Data provided

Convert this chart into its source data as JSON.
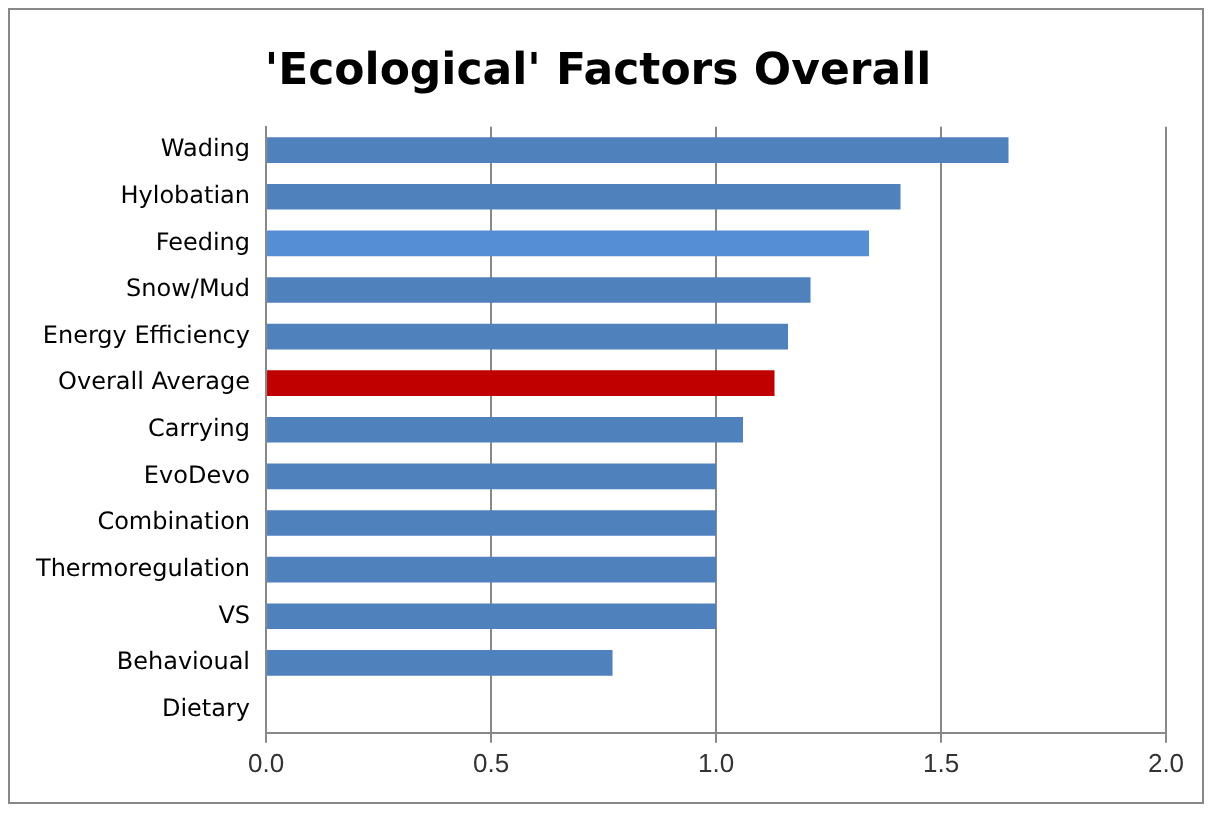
{
  "chart_data": {
    "type": "bar",
    "orientation": "horizontal",
    "title": "'Ecological' Factors Overall",
    "categories": [
      "Wading",
      "Hylobatian",
      "Feeding",
      "Snow/Mud",
      "Energy Efficiency",
      "Overall Average",
      "Carrying",
      "EvoDevo",
      "Combination",
      "Thermoregulation",
      "VS",
      "Behavioual",
      "Dietary"
    ],
    "values": [
      1.65,
      1.41,
      1.34,
      1.21,
      1.16,
      1.13,
      1.06,
      1.0,
      1.0,
      1.0,
      1.0,
      0.77,
      0
    ],
    "colors": [
      "#4f81bd",
      "#4f81bd",
      "#558ed5",
      "#4f81bd",
      "#4f81bd",
      "#c00000",
      "#4f81bd",
      "#4f81bd",
      "#4f81bd",
      "#4f81bd",
      "#4f81bd",
      "#4f81bd",
      "#4f81bd"
    ],
    "xlim": [
      0,
      2
    ],
    "xticks": [
      {
        "value": 0,
        "label": "0.0"
      },
      {
        "value": 0.5,
        "label": "0.5"
      },
      {
        "value": 1,
        "label": "1.0"
      },
      {
        "value": 1.5,
        "label": "1.5"
      },
      {
        "value": 2,
        "label": "2.0"
      }
    ],
    "grid": "x",
    "legend": false
  }
}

Instructions to follow
Reproduce each entry precisely, dropping only the pictures.

Answer for the task
Convert this chart into its source data as JSON.
{
  "chart_data": {
    "type": "bar",
    "orientation": "horizontal",
    "title": "'Ecological' Factors Overall",
    "categories": [
      "Wading",
      "Hylobatian",
      "Feeding",
      "Snow/Mud",
      "Energy Efficiency",
      "Overall Average",
      "Carrying",
      "EvoDevo",
      "Combination",
      "Thermoregulation",
      "VS",
      "Behavioual",
      "Dietary"
    ],
    "values": [
      1.65,
      1.41,
      1.34,
      1.21,
      1.16,
      1.13,
      1.06,
      1.0,
      1.0,
      1.0,
      1.0,
      0.77,
      0
    ],
    "colors": [
      "#4f81bd",
      "#4f81bd",
      "#558ed5",
      "#4f81bd",
      "#4f81bd",
      "#c00000",
      "#4f81bd",
      "#4f81bd",
      "#4f81bd",
      "#4f81bd",
      "#4f81bd",
      "#4f81bd",
      "#4f81bd"
    ],
    "xlim": [
      0,
      2
    ],
    "xticks": [
      {
        "value": 0,
        "label": "0.0"
      },
      {
        "value": 0.5,
        "label": "0.5"
      },
      {
        "value": 1,
        "label": "1.0"
      },
      {
        "value": 1.5,
        "label": "1.5"
      },
      {
        "value": 2,
        "label": "2.0"
      }
    ],
    "grid": "x",
    "legend": false
  }
}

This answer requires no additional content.